(Dataset items)
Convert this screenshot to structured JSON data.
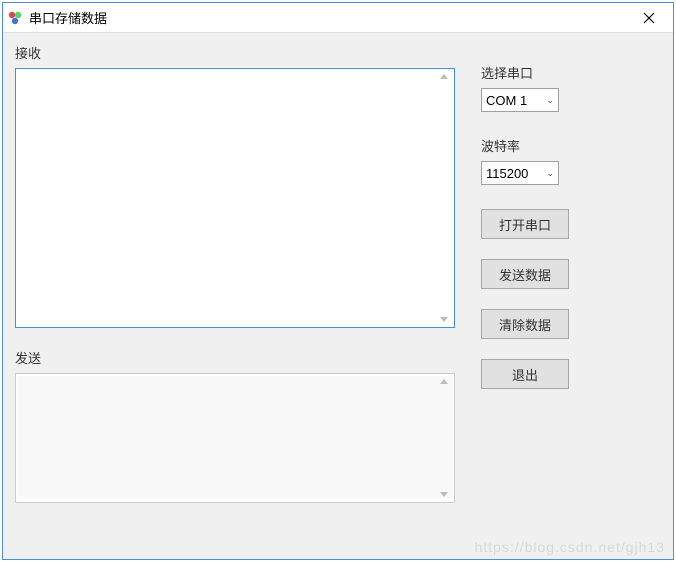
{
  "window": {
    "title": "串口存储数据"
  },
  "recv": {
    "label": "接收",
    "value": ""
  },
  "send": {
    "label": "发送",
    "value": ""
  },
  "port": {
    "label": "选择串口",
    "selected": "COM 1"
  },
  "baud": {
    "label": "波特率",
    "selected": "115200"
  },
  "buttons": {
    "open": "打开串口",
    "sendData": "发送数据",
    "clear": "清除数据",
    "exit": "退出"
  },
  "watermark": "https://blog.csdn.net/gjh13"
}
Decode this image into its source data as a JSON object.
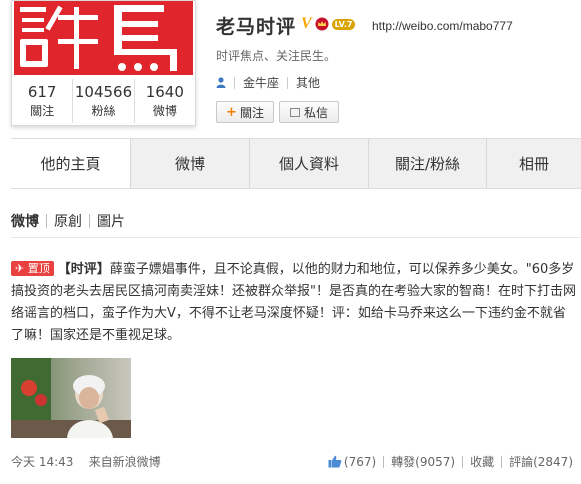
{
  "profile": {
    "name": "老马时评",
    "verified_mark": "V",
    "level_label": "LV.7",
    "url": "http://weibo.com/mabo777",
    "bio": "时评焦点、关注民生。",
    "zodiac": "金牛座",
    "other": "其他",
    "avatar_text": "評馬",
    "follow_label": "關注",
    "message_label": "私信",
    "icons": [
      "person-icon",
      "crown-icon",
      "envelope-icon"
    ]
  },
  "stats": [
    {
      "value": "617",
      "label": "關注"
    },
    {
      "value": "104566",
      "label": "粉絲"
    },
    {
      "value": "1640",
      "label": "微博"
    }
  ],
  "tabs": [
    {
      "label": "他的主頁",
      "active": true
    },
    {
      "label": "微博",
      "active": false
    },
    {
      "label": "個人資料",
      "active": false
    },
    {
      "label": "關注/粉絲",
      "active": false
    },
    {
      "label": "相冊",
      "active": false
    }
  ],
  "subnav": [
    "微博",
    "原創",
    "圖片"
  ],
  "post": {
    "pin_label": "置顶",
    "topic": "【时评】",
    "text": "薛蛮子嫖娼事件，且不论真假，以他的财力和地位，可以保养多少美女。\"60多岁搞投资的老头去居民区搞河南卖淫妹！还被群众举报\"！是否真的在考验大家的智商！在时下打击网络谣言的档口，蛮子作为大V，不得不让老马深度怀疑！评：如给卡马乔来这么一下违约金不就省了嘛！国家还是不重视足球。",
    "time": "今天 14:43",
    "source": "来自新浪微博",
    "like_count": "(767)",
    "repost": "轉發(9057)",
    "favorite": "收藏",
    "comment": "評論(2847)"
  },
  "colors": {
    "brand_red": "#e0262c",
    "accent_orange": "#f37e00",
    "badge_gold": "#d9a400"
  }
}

### Task
Copy out all lines above that include the string "JSON".

### Answer to this problem
Convert this screenshot to structured JSON data.
Decode this image into its source data as a JSON object.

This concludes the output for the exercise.